(Supplied records begins)

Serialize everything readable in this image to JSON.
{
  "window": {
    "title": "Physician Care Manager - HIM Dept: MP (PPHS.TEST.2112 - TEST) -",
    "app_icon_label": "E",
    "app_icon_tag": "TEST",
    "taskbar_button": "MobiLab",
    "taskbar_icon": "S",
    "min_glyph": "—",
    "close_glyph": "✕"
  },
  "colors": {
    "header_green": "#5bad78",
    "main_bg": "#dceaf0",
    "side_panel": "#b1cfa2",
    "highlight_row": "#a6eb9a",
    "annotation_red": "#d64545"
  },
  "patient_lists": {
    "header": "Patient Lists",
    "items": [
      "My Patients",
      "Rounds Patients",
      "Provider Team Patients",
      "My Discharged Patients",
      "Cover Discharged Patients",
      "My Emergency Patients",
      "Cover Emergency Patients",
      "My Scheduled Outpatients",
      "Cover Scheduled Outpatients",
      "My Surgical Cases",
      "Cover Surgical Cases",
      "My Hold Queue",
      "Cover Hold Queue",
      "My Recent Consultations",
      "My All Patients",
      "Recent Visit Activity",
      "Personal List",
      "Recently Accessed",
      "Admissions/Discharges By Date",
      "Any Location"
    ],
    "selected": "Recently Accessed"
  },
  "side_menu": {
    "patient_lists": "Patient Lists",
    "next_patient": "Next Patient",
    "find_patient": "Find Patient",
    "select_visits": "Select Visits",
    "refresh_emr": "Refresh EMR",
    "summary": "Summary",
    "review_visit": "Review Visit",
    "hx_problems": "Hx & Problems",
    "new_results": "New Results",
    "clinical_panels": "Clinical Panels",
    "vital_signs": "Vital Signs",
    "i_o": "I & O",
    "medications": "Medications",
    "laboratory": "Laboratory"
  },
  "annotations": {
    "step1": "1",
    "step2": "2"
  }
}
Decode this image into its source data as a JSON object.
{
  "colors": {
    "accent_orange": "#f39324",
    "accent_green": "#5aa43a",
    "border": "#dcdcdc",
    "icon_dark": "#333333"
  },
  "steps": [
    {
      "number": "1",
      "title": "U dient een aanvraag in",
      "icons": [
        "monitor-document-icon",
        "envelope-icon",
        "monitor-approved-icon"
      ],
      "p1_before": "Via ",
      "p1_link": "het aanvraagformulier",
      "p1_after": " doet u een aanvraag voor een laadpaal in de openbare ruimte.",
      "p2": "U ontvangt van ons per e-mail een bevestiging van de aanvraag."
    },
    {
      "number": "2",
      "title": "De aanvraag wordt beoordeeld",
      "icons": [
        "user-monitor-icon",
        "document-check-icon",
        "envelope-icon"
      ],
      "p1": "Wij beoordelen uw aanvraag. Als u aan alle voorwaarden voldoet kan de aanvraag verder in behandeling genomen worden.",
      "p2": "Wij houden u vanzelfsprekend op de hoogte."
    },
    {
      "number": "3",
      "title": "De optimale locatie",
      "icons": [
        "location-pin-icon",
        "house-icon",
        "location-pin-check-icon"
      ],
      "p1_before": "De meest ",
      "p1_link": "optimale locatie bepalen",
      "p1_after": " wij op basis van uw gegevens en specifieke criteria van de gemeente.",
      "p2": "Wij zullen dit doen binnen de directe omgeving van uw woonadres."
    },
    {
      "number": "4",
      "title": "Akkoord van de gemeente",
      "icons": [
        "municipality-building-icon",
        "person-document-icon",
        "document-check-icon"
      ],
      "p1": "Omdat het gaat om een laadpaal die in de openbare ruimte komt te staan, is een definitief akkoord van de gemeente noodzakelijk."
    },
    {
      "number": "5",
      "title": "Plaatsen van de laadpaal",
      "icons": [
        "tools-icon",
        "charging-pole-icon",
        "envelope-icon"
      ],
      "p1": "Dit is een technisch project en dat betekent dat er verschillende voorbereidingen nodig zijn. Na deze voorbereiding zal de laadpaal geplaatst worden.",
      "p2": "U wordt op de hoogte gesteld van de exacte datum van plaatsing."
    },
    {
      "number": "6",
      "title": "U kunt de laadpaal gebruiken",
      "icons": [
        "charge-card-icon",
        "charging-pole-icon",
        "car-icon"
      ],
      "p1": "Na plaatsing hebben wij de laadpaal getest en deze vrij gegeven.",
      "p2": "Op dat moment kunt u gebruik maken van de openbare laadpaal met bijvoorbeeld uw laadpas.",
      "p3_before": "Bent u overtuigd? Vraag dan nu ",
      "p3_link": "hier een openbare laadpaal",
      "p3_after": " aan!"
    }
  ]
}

(Supplied records ends)

Look through the entries above and say how many lines hold the word "ruimte", giving the number alone.

2